WRITTEN REQUEST — Look through the entries below and count the lines with the word "pauses" in them; give only the number.

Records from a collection
^^^^

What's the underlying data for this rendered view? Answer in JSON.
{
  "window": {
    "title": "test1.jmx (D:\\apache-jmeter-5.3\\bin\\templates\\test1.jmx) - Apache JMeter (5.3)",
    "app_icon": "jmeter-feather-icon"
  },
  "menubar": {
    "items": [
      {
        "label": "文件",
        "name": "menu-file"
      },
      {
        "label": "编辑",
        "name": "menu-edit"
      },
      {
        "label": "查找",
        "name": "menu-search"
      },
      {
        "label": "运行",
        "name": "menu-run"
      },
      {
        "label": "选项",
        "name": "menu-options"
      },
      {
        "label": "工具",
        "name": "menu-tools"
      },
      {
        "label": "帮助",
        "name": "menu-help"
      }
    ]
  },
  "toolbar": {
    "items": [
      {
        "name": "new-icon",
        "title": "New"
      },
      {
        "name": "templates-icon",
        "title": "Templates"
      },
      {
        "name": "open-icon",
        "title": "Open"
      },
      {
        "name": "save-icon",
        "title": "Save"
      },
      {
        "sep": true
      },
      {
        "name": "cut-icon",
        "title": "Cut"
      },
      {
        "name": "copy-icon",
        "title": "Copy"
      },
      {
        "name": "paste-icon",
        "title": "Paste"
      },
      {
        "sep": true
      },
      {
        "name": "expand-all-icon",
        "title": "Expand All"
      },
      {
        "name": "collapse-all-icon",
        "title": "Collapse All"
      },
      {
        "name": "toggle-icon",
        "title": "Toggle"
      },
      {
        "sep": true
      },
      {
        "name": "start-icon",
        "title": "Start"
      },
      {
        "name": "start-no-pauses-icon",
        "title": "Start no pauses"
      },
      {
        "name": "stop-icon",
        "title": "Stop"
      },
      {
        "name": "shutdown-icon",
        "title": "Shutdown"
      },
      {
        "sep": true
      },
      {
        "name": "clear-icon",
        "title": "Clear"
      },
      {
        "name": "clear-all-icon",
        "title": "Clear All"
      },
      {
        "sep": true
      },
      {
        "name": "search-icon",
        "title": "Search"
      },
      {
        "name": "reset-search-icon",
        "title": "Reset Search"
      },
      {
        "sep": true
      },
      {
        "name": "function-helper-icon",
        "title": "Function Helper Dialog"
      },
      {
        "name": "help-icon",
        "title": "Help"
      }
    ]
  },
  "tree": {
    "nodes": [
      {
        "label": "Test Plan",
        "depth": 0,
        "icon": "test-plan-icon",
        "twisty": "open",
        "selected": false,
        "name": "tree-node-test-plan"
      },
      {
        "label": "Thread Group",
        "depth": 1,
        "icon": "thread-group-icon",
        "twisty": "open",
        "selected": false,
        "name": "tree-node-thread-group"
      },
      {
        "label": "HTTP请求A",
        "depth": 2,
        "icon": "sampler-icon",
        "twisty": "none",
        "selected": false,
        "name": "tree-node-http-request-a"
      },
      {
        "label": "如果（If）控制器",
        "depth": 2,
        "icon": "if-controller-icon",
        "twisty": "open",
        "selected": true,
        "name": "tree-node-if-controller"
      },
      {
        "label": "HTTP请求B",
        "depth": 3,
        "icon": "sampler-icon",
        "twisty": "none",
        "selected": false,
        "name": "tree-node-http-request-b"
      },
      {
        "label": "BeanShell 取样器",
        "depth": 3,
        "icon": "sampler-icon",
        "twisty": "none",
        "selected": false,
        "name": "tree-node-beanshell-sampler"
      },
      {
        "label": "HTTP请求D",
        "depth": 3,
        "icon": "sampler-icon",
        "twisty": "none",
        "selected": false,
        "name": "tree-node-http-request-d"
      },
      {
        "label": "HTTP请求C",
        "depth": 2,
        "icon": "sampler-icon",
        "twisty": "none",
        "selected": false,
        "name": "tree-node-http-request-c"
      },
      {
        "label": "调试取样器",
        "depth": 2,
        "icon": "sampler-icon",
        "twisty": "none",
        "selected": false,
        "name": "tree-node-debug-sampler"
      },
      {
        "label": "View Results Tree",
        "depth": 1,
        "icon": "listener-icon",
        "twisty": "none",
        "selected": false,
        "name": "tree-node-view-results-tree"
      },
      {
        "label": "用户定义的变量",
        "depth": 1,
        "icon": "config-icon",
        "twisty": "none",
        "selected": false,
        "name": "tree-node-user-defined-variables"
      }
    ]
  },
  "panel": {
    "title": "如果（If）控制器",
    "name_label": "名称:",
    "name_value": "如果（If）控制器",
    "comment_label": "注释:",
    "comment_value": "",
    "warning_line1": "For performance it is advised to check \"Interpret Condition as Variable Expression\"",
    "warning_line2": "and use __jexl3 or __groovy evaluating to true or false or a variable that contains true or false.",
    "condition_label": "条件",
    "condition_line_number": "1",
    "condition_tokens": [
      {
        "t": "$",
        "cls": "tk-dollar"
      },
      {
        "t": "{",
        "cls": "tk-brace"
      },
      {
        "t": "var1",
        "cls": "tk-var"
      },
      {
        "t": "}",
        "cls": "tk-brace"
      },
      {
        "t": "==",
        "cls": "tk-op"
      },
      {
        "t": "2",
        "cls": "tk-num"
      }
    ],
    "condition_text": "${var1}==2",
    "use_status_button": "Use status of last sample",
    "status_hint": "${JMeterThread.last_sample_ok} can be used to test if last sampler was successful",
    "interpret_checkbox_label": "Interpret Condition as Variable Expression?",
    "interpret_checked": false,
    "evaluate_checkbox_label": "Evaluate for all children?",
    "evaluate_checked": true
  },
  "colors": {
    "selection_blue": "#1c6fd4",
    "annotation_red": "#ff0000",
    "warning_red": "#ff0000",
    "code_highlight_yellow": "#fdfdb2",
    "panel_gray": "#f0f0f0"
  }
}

^^^^

RESULT — 2